(AIM): Reproduce every line of the material below verbatim, leaving out the pictures.

╔══

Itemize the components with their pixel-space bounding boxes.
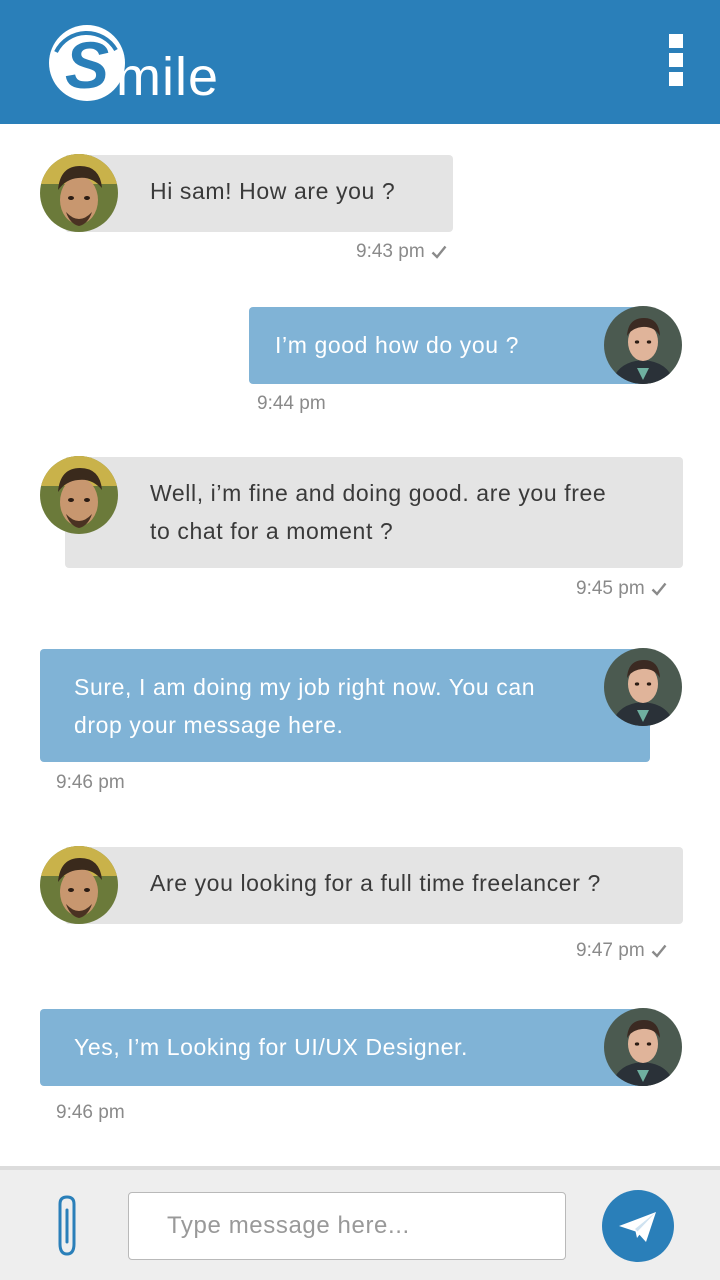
message-input[interactable] xyxy=(128,1192,566,1260)
user-avatar[interactable] xyxy=(604,1008,682,1086)
message-text: Sure, I am doing my job right now. You c… xyxy=(74,674,536,700)
sent-check-icon xyxy=(651,582,667,596)
paper-plane-icon xyxy=(619,1212,656,1242)
message-text: Are you looking for a full time freelanc… xyxy=(150,870,601,896)
message-time: 9:43 pm xyxy=(356,241,425,262)
contact-avatar[interactable] xyxy=(40,456,118,534)
message-meta: 9:44 pm xyxy=(257,393,326,415)
more-vertical-icon-dot xyxy=(669,72,683,86)
attach-button[interactable] xyxy=(52,1192,84,1262)
paperclip-icon xyxy=(58,1195,76,1256)
message-composer xyxy=(0,1166,720,1280)
contact-avatar[interactable] xyxy=(40,846,118,924)
message-bubble-outgoing: Sure, I am doing my job right now. You c… xyxy=(40,649,650,762)
app-header: S mile xyxy=(0,0,720,124)
message-bubble-outgoing: I’m good how do you ? xyxy=(249,307,645,384)
message-bubble-outgoing: Yes, I’m Looking for UI/UX Designer. xyxy=(40,1009,650,1086)
logo-text: mile xyxy=(116,47,220,107)
message-text: to chat for a moment ? xyxy=(150,518,394,544)
message-text: Hi sam! How are you ? xyxy=(150,178,396,204)
sent-check-icon xyxy=(651,944,667,958)
message-meta: 9:46 pm xyxy=(56,1102,125,1124)
message-bubble-incoming: Well, i’m fine and doing good. are you f… xyxy=(65,457,683,568)
message-time: 9:45 pm xyxy=(576,578,645,599)
message-meta: 9:47 pm xyxy=(576,940,667,962)
message-time: 9:46 pm xyxy=(56,1102,125,1123)
more-vertical-icon xyxy=(669,34,683,48)
message-text: Well, i’m fine and doing good. are you f… xyxy=(150,480,607,506)
logo-letter: S xyxy=(65,28,109,102)
user-avatar[interactable] xyxy=(604,306,682,384)
message-meta: 9:46 pm xyxy=(56,772,125,794)
message-bubble-incoming: Are you looking for a full time freelanc… xyxy=(65,847,683,924)
message-time: 9:47 pm xyxy=(576,940,645,961)
message-time: 9:44 pm xyxy=(257,393,326,414)
user-avatar[interactable] xyxy=(604,648,682,726)
message-text: Yes, I’m Looking for UI/UX Designer. xyxy=(74,1034,469,1060)
more-vertical-icon-dot xyxy=(669,53,683,67)
message-meta: 9:43 pm xyxy=(356,241,447,263)
message-time: 9:46 pm xyxy=(56,772,125,793)
message-meta: 9:45 pm xyxy=(576,578,667,600)
send-button[interactable] xyxy=(602,1190,674,1262)
message-text: I’m good how do you ? xyxy=(275,332,520,358)
sent-check-icon xyxy=(431,245,447,259)
message-bubble-incoming: Hi sam! How are you ? xyxy=(65,155,453,232)
chat-screen: S mile Hi sam! How are you ? 9:43 pm I’m… xyxy=(0,0,720,1280)
message-text: drop your message here. xyxy=(74,712,344,738)
contact-avatar[interactable] xyxy=(40,154,118,232)
more-menu-button[interactable] xyxy=(660,32,692,88)
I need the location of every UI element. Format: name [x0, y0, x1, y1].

╚══

(REPLY TO THE TASK):
Itemize the components with their pixel-space bounding boxes.
message-input[interactable] xyxy=(128,1192,566,1260)
user-avatar[interactable] xyxy=(604,1008,682,1086)
message-text: Sure, I am doing my job right now. You c… xyxy=(74,674,536,700)
sent-check-icon xyxy=(651,582,667,596)
paper-plane-icon xyxy=(619,1212,656,1242)
message-text: Are you looking for a full time freelanc… xyxy=(150,870,601,896)
message-time: 9:43 pm xyxy=(356,241,425,262)
contact-avatar[interactable] xyxy=(40,456,118,534)
message-meta: 9:44 pm xyxy=(257,393,326,415)
more-vertical-icon-dot xyxy=(669,72,683,86)
attach-button[interactable] xyxy=(52,1192,84,1262)
paperclip-icon xyxy=(58,1195,76,1256)
message-composer xyxy=(0,1166,720,1280)
contact-avatar[interactable] xyxy=(40,846,118,924)
message-bubble-outgoing: Sure, I am doing my job right now. You c… xyxy=(40,649,650,762)
app-header: S mile xyxy=(0,0,720,124)
message-bubble-outgoing: I’m good how do you ? xyxy=(249,307,645,384)
message-bubble-outgoing: Yes, I’m Looking for UI/UX Designer. xyxy=(40,1009,650,1086)
logo-text: mile xyxy=(116,47,220,107)
message-text: to chat for a moment ? xyxy=(150,518,394,544)
message-text: Hi sam! How are you ? xyxy=(150,178,396,204)
sent-check-icon xyxy=(651,944,667,958)
message-meta: 9:46 pm xyxy=(56,1102,125,1124)
message-bubble-incoming: Well, i’m fine and doing good. are you f… xyxy=(65,457,683,568)
message-time: 9:45 pm xyxy=(576,578,645,599)
message-meta: 9:47 pm xyxy=(576,940,667,962)
message-time: 9:46 pm xyxy=(56,1102,125,1123)
more-vertical-icon xyxy=(669,34,683,48)
message-text: Well, i’m fine and doing good. are you f… xyxy=(150,480,607,506)
logo-letter: S xyxy=(65,28,109,102)
user-avatar[interactable] xyxy=(604,306,682,384)
message-meta: 9:46 pm xyxy=(56,772,125,794)
message-bubble-incoming: Are you looking for a full time freelanc… xyxy=(65,847,683,924)
message-time: 9:47 pm xyxy=(576,940,645,961)
message-time: 9:44 pm xyxy=(257,393,326,414)
user-avatar[interactable] xyxy=(604,648,682,726)
message-text: Yes, I’m Looking for UI/UX Designer. xyxy=(74,1034,469,1060)
more-vertical-icon-dot xyxy=(669,53,683,67)
message-meta: 9:43 pm xyxy=(356,241,447,263)
message-time: 9:46 pm xyxy=(56,772,125,793)
message-meta: 9:45 pm xyxy=(576,578,667,600)
send-button[interactable] xyxy=(602,1190,674,1262)
message-text: I’m good how do you ? xyxy=(275,332,520,358)
sent-check-icon xyxy=(431,245,447,259)
message-bubble-incoming: Hi sam! How are you ? xyxy=(65,155,453,232)
chat-screen: S mile Hi sam! How are you ? 9:43 pm I’m… xyxy=(0,0,720,1280)
message-text: drop your message here. xyxy=(74,712,344,738)
contact-avatar[interactable] xyxy=(40,154,118,232)
more-menu-button[interactable] xyxy=(660,32,692,88)
I need the location of every UI element. Format: name [x0, y0, x1, y1].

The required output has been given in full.